## Records to use
+ + + +

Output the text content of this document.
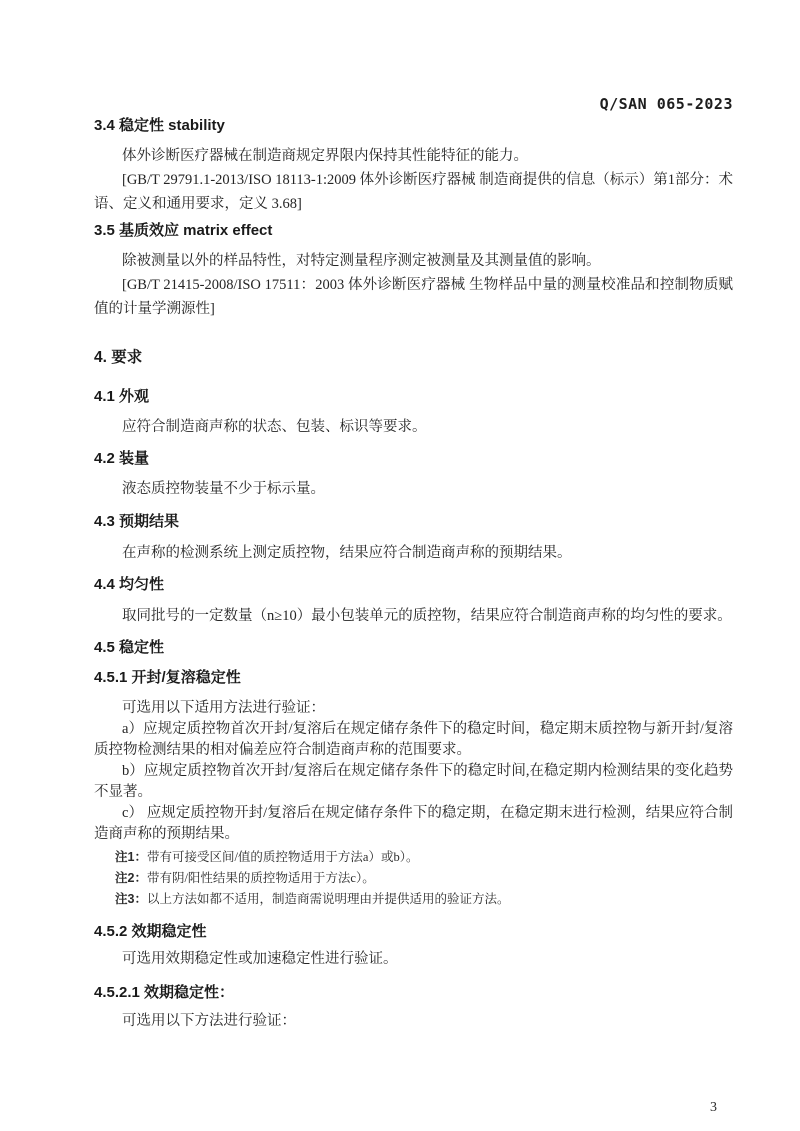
Q/SAN 065-2023
3.4 稳定性 stability

体外诊断医疗器械在制造商规定界限内保持其性能特征的能力。

[GB/T 29791.1-2013/ISO 18113-1:2009 体外诊断医疗器械 制造商提供的信息（标示）第1部分：术语、定义和通用要求，定义 3.68]

3.5 基质效应 matrix effect

除被测量以外的样品特性，对特定测量程序测定被测量及其测量值的影响。

[GB/T 21415-2008/ISO 17511：2003 体外诊断医疗器械 生物样品中量的测量校准品和控制物质赋值的计量学溯源性]

4. 要求
4.1 外观

应符合制造商声称的状态、包装、标识等要求。

4.2 装量

液态质控物装量不少于标示量。

4.3 预期结果

在声称的检测系统上测定质控物，结果应符合制造商声称的预期结果。

4.4 均匀性

取同批号的一定数量（n≥10）最小包装单元的质控物，结果应符合制造商声称的均匀性的要求。

4.5 稳定性
4.5.1 开封/复溶稳定性

可选用以下适用方法进行验证：

a）应规定质控物首次开封/复溶后在规定储存条件下的稳定时间，稳定期末质控物与新开封/复溶质控物检测结果的相对偏差应符合制造商声称的范围要求。

b）应规定质控物首次开封/复溶后在规定储存条件下的稳定时间,在稳定期内检测结果的变化趋势不显著。

c） 应规定质控物开封/复溶后在规定储存条件下的稳定期，在稳定期末进行检测，结果应符合制造商声称的预期结果。

注1：带有可接受区间/值的质控物适用于方法a）或b）。

注2：带有阴/阳性结果的质控物适用于方法c）。

注3：以上方法如都不适用，制造商需说明理由并提供适用的验证方法。

4.5.2 效期稳定性

可选用效期稳定性或加速稳定性进行验证。

4.5.2.1 效期稳定性：

可选用以下方法进行验证：

3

+ + + +

## Short exercise
The entries above are to be returned exactly, without their pictures.

## Solution
Output the text content of this document.
Q/SAN 065-2023
3.4 稳定性 stability

体外诊断医疗器械在制造商规定界限内保持其性能特征的能力。

[GB/T 29791.1-2013/ISO 18113-1:2009 体外诊断医疗器械 制造商提供的信息（标示）第1部分：术语、定义和通用要求，定义 3.68]

3.5 基质效应 matrix effect

除被测量以外的样品特性，对特定测量程序测定被测量及其测量值的影响。

[GB/T 21415-2008/ISO 17511：2003 体外诊断医疗器械 生物样品中量的测量校准品和控制物质赋值的计量学溯源性]

4. 要求
4.1 外观

应符合制造商声称的状态、包装、标识等要求。

4.2 装量

液态质控物装量不少于标示量。

4.3 预期结果

在声称的检测系统上测定质控物，结果应符合制造商声称的预期结果。

4.4 均匀性

取同批号的一定数量（n≥10）最小包装单元的质控物，结果应符合制造商声称的均匀性的要求。

4.5 稳定性
4.5.1 开封/复溶稳定性

可选用以下适用方法进行验证：

a）应规定质控物首次开封/复溶后在规定储存条件下的稳定时间，稳定期末质控物与新开封/复溶质控物检测结果的相对偏差应符合制造商声称的范围要求。

b）应规定质控物首次开封/复溶后在规定储存条件下的稳定时间,在稳定期内检测结果的变化趋势不显著。

c） 应规定质控物开封/复溶后在规定储存条件下的稳定期，在稳定期末进行检测，结果应符合制造商声称的预期结果。

注1：带有可接受区间/值的质控物适用于方法a）或b）。

注2：带有阴/阳性结果的质控物适用于方法c）。

注3：以上方法如都不适用，制造商需说明理由并提供适用的验证方法。

4.5.2 效期稳定性

可选用效期稳定性或加速稳定性进行验证。

4.5.2.1 效期稳定性：

可选用以下方法进行验证：

3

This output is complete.